How many lines of the data include the string "image"? State the number and nothing else.

[Dataset records]
■ ■ ■ ■ ■ ■ ■

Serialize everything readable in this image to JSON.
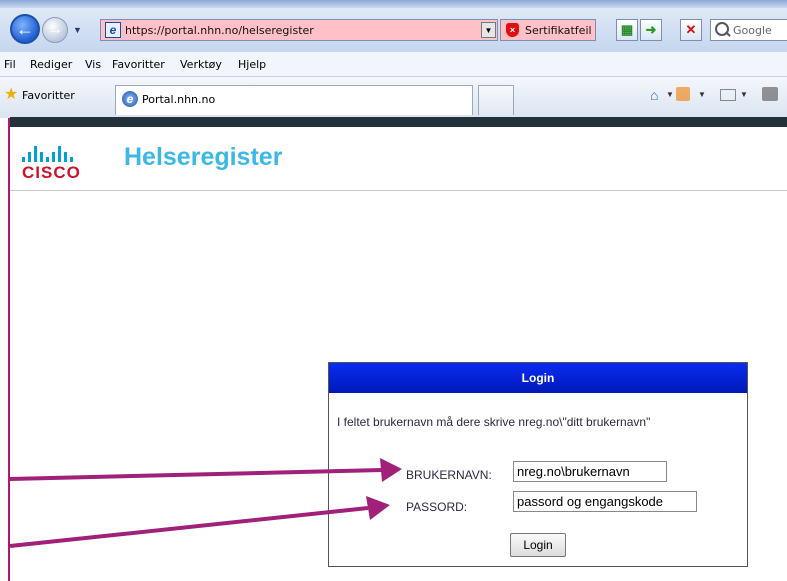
{
  "browser": {
    "url": "https://portal.nhn.no/helseregister",
    "cert_error": "Sertifikatfeil",
    "search_placeholder": "Google",
    "menu": [
      "Fil",
      "Rediger",
      "Vis",
      "Favoritter",
      "Verktøy",
      "Hjelp"
    ],
    "favorites_label": "Favoritter",
    "tab_title": "Portal.nhn.no"
  },
  "page": {
    "logo_text": "CISCO",
    "site_title": "Helseregister"
  },
  "login": {
    "header": "Login",
    "info": "I feltet brukernavn må dere skrive nreg.no\\\"ditt brukernavn\"",
    "username_label": "BRUKERNAVN:",
    "username_value": "nreg.no\\brukernavn",
    "password_label": "PASSORD:",
    "password_value": "passord og engangskode",
    "button_label": "Login"
  },
  "colors": {
    "login_header": "#0a2cf0",
    "arrow": "#a0207a",
    "cisco_red": "#d0112b",
    "cisco_blue": "#049fd9",
    "title_blue": "#3bb8e4",
    "cert_error_bg": "#ffc0c8"
  }
}
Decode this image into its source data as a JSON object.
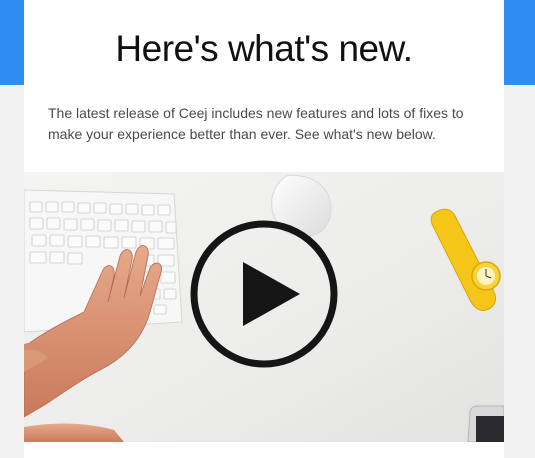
{
  "header": {
    "headline": "Here's what's new."
  },
  "intro": {
    "text": "The latest release of Ceej includes new features and lots of fixes to make your experience better than ever. See what's new below."
  },
  "video": {
    "play_icon": "play-circle-icon",
    "accent_color": "#2f8cf0"
  }
}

■ ■ ■ ■ ■ ■ ■

CORRECT RESULT:
2